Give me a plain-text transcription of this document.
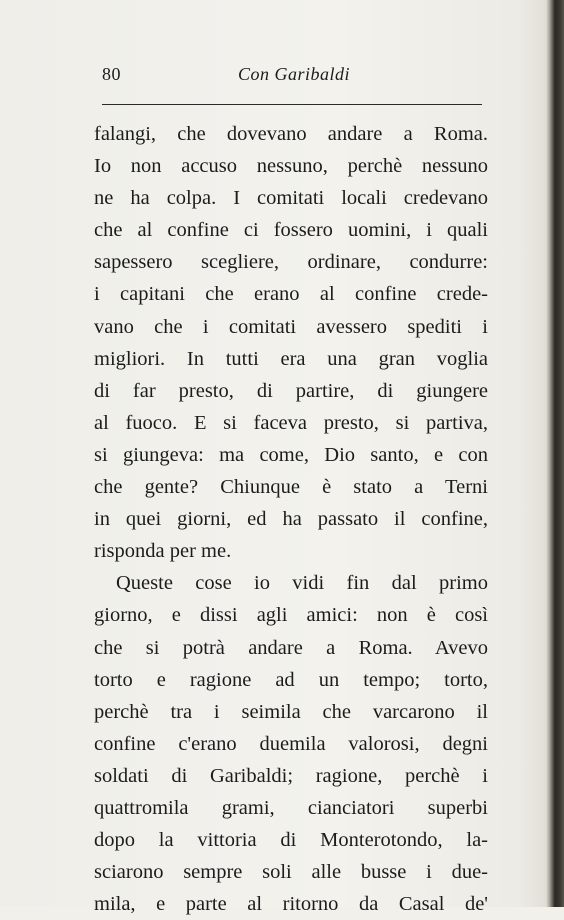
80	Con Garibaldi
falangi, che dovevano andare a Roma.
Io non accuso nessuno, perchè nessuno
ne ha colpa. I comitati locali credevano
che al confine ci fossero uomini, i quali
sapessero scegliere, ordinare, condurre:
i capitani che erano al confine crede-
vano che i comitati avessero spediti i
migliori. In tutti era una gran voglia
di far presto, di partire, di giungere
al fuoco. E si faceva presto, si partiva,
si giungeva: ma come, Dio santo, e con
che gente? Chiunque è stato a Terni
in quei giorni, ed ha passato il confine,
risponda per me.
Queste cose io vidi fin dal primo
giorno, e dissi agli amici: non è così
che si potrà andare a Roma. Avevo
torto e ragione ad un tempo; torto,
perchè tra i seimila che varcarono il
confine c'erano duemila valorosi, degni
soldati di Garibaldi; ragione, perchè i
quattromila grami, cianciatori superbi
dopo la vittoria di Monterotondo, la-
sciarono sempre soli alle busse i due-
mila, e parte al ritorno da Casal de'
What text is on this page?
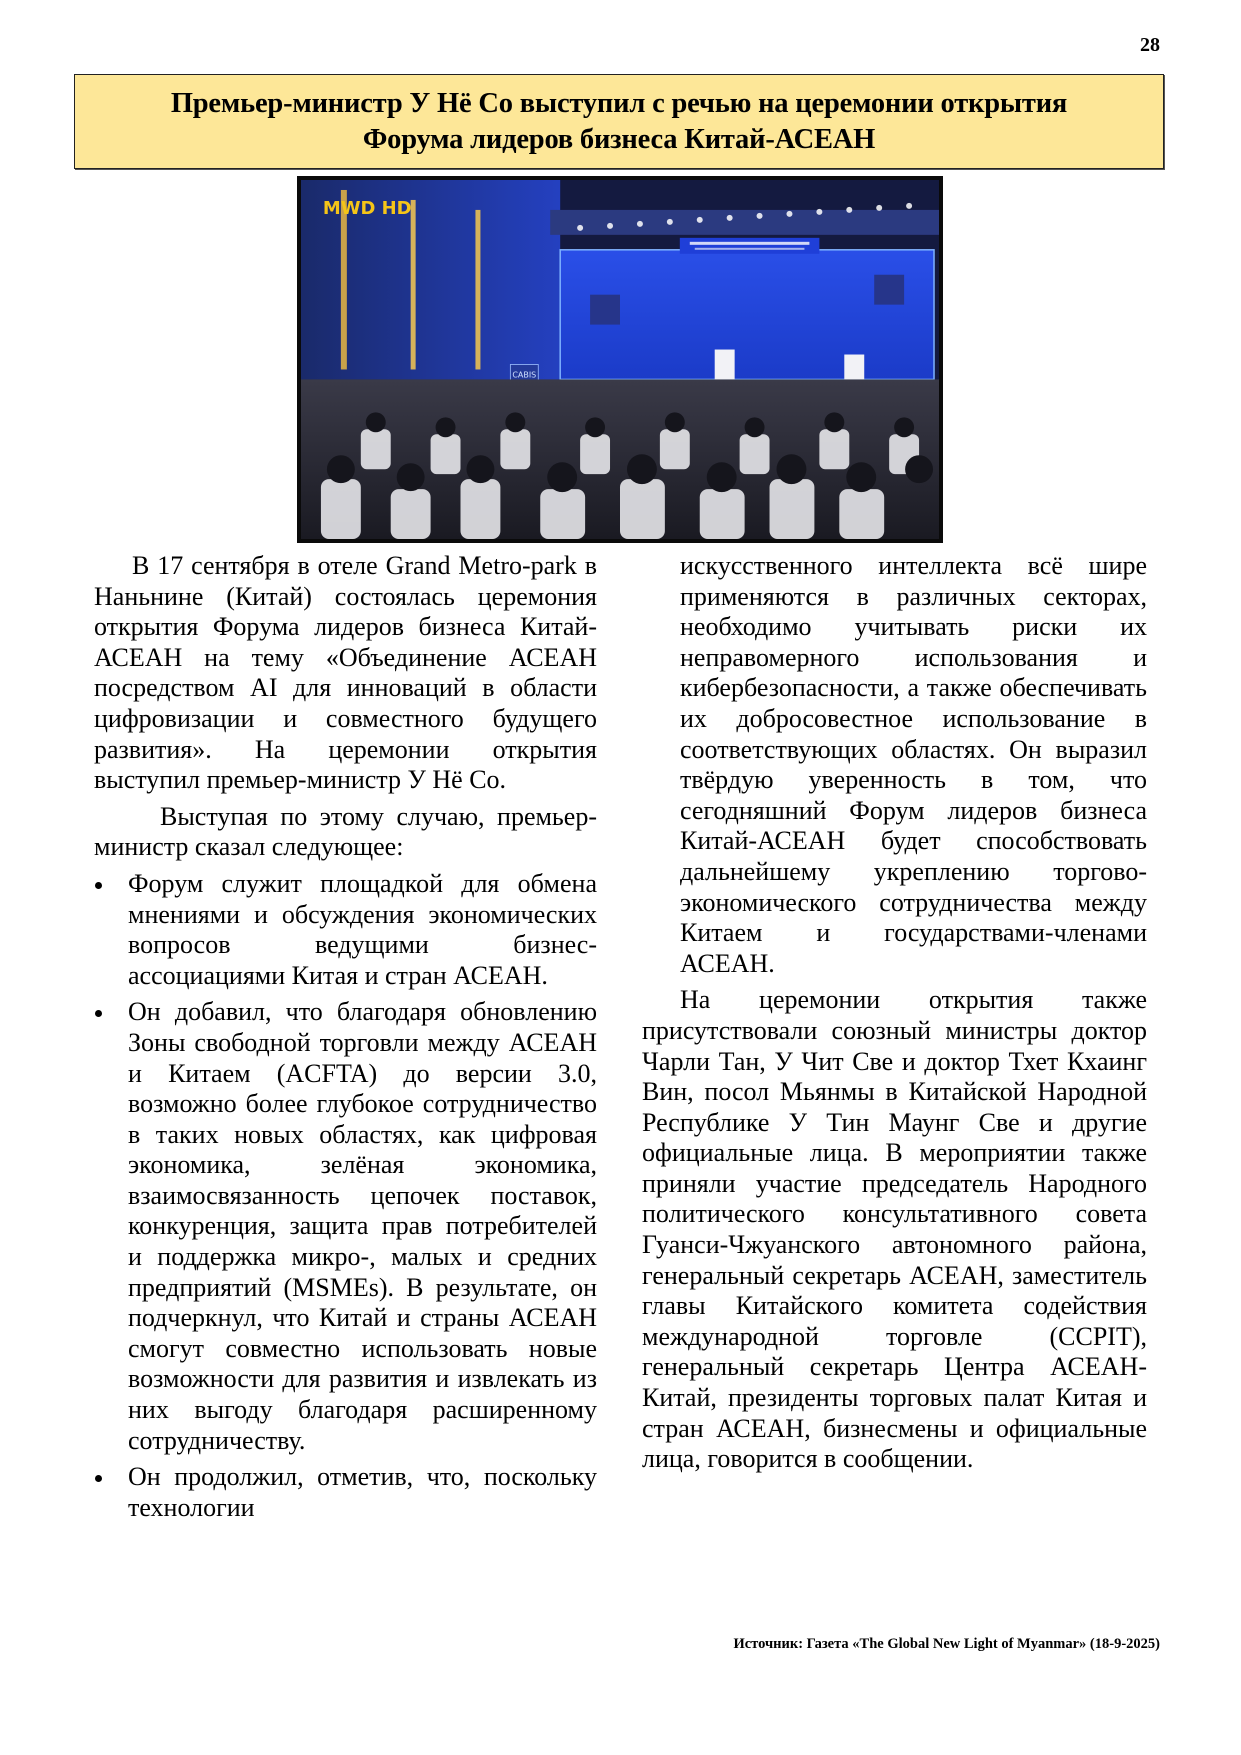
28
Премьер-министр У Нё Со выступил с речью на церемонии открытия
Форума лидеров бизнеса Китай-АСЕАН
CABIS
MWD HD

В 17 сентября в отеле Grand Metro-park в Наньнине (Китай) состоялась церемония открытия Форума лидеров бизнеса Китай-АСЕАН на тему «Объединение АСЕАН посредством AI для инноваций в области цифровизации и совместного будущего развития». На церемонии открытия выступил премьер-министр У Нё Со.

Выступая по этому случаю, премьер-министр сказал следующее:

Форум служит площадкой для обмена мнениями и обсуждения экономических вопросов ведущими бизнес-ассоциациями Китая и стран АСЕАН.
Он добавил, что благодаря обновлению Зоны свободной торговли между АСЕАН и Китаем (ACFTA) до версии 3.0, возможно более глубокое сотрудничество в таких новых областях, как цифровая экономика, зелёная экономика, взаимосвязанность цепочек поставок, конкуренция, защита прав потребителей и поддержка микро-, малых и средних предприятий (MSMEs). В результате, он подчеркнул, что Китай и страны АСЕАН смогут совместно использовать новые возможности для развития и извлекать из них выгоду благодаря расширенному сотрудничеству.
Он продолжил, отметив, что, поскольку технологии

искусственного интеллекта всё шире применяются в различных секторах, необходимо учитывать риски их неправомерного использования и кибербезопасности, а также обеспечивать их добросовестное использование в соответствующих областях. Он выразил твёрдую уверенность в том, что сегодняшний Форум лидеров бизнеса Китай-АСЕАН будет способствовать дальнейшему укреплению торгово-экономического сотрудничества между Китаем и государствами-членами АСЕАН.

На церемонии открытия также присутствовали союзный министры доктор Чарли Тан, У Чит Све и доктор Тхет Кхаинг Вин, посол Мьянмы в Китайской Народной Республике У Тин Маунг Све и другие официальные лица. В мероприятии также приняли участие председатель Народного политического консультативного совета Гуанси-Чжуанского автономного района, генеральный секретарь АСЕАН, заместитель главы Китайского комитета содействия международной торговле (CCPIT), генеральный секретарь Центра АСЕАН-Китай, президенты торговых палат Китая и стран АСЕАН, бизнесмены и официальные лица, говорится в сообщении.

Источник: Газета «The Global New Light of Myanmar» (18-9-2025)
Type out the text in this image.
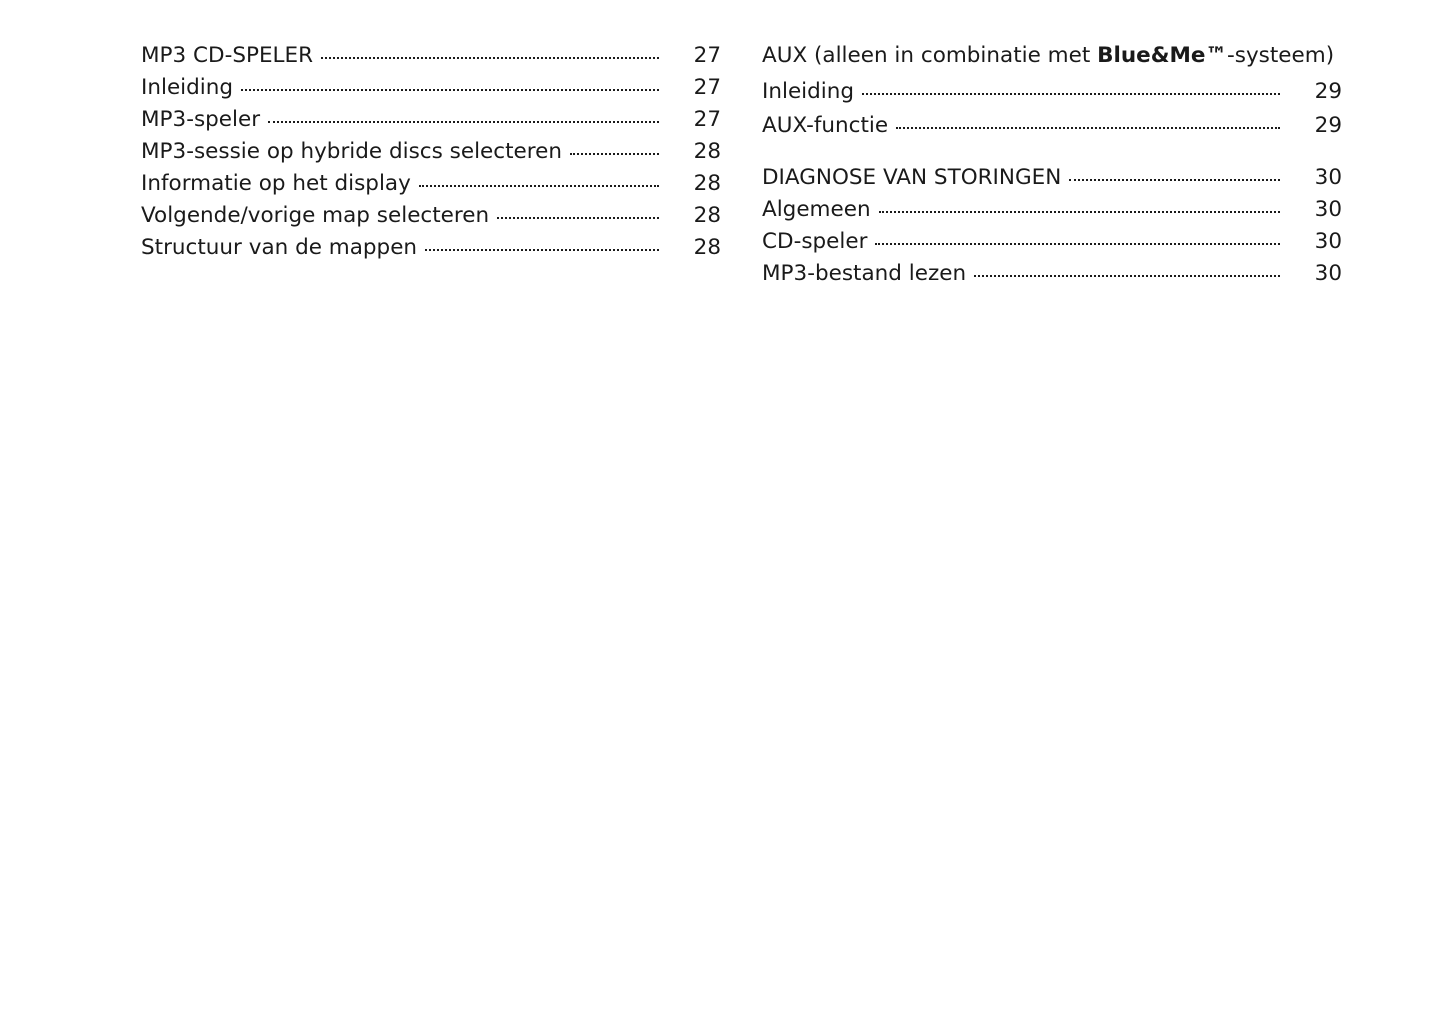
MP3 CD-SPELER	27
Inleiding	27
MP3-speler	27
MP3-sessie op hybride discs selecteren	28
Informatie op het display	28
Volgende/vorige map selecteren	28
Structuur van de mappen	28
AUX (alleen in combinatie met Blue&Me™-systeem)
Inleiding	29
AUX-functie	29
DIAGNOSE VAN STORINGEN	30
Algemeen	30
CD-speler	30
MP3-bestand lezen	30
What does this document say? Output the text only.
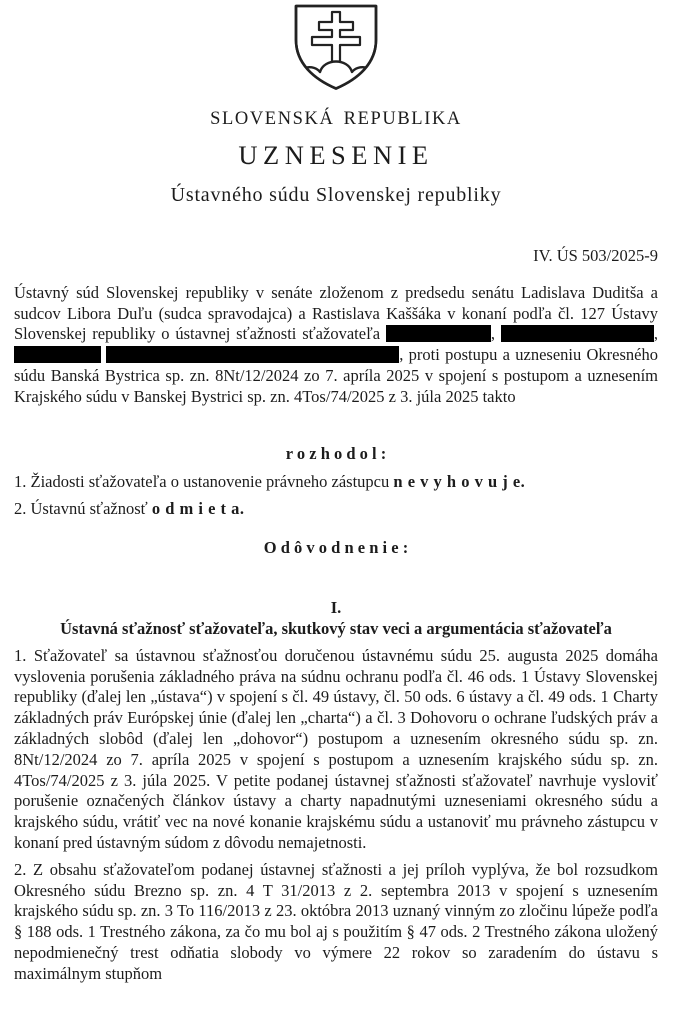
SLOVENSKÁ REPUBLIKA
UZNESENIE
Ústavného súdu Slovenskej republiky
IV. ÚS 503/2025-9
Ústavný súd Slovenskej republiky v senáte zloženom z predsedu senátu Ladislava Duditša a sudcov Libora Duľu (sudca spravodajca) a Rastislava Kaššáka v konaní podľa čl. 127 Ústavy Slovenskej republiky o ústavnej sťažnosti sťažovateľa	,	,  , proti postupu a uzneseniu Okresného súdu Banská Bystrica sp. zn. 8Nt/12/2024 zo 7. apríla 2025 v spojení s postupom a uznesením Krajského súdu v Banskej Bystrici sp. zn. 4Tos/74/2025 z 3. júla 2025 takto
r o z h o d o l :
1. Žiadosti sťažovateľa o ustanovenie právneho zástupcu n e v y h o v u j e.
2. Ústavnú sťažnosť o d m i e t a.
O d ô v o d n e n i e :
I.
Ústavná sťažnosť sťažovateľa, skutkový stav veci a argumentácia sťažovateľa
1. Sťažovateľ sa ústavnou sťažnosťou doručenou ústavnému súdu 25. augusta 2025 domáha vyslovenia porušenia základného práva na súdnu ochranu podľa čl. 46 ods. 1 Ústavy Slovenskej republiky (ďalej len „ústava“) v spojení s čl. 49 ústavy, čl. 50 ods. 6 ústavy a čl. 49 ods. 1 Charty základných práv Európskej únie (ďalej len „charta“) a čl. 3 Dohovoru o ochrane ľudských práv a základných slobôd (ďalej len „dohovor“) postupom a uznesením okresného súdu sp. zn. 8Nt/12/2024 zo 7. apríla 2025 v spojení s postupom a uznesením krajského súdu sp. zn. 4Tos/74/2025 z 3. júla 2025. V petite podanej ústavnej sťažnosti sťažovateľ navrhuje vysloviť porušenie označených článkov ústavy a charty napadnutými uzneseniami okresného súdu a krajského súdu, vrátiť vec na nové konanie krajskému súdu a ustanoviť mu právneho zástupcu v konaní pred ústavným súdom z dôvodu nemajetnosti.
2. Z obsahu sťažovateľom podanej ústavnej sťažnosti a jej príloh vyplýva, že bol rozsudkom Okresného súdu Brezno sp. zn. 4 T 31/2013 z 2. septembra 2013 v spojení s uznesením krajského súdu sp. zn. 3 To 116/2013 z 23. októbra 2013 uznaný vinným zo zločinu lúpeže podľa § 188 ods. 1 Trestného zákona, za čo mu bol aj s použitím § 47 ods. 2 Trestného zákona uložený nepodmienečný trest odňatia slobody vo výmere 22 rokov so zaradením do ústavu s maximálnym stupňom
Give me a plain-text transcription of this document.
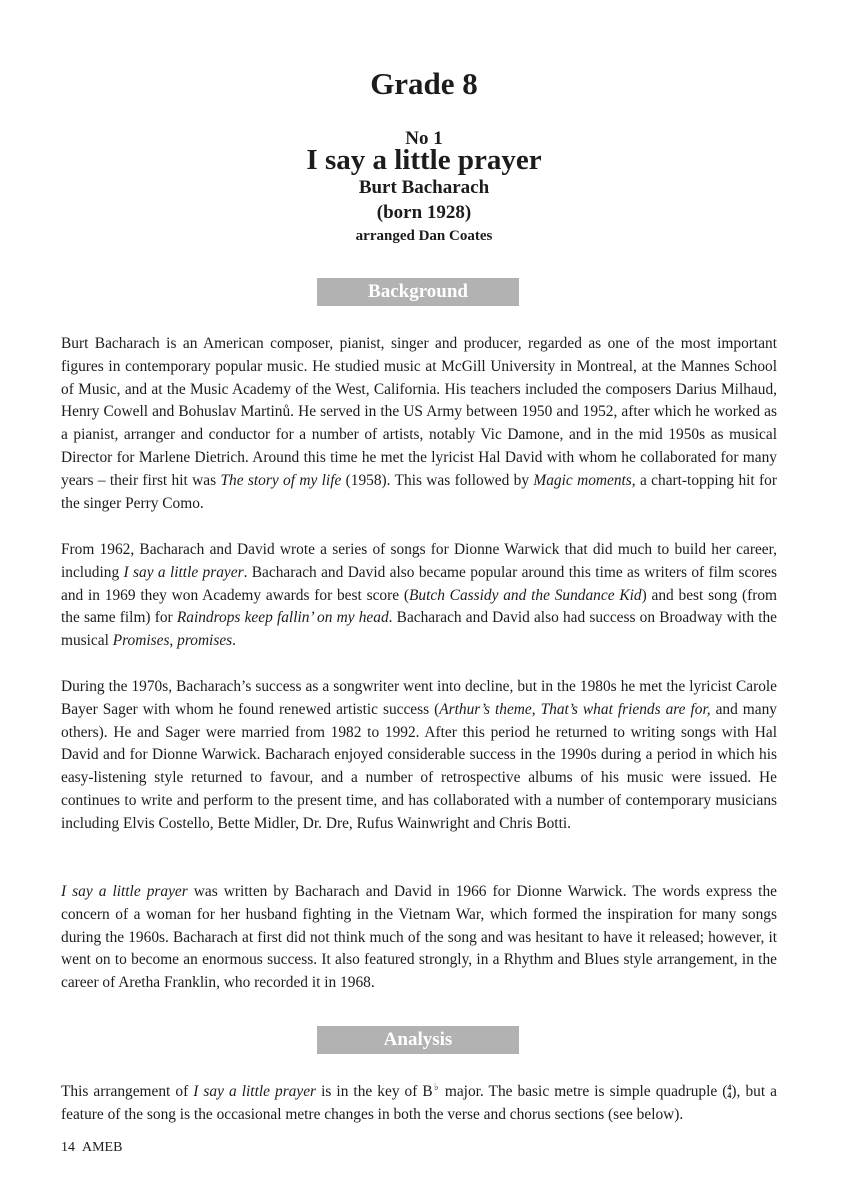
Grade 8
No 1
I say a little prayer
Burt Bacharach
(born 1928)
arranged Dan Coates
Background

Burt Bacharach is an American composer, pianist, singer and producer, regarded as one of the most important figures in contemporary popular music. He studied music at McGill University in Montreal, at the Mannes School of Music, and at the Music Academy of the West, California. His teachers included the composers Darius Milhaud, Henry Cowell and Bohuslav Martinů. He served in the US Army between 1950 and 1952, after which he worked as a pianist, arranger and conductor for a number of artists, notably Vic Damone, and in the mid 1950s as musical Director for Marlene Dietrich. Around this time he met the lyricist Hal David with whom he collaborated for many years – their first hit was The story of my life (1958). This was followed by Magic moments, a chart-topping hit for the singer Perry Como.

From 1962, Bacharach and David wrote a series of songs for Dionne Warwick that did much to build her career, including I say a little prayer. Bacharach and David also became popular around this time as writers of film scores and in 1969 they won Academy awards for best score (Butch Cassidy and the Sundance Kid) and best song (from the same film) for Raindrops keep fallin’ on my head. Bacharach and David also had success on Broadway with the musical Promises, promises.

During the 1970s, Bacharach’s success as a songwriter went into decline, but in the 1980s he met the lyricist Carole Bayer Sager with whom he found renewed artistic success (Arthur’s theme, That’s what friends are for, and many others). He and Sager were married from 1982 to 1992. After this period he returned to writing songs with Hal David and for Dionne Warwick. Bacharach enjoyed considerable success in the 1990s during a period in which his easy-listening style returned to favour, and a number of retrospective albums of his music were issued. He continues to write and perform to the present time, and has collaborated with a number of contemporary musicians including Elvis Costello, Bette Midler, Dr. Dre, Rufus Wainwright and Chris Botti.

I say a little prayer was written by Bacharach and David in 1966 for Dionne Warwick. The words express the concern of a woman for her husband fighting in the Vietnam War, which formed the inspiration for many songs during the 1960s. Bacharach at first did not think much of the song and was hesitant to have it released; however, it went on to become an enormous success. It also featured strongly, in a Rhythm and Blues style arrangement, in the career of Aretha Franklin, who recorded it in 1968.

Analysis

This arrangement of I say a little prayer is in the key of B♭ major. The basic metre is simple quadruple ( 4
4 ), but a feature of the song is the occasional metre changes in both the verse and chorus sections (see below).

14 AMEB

****************

Exercise brief - Look above for lines with the word "лидеров" and copy them all.

The reply -
Форума лидеров бизнеса Китай-АСЕАН
В 17 сентября в отеле Grand Metro-park в Наньнине (Китай) состоялась церемония открытия Форума лидеров бизнеса Китай-АСЕАН на тему «Объединение АСЕАН посредством AI для инноваций в области цифровизации и совместного будущего развития». На церемонии открытия выступил премьер-министр У Нё Со.
искусственного интеллекта всё шире применяются в различных секторах, необходимо учитывать риски их неправомерного использования и кибербезопасности, а также обеспечивать их добросовестное использование в соответствующих областях. Он выразил твёрдую уверенность в том, что сегодняшний Форум лидеров бизнеса Китай-АСЕАН будет способствовать дальнейшему укреплению торгово-экономического сотрудничества между Китаем и государствами-членами АСЕАН.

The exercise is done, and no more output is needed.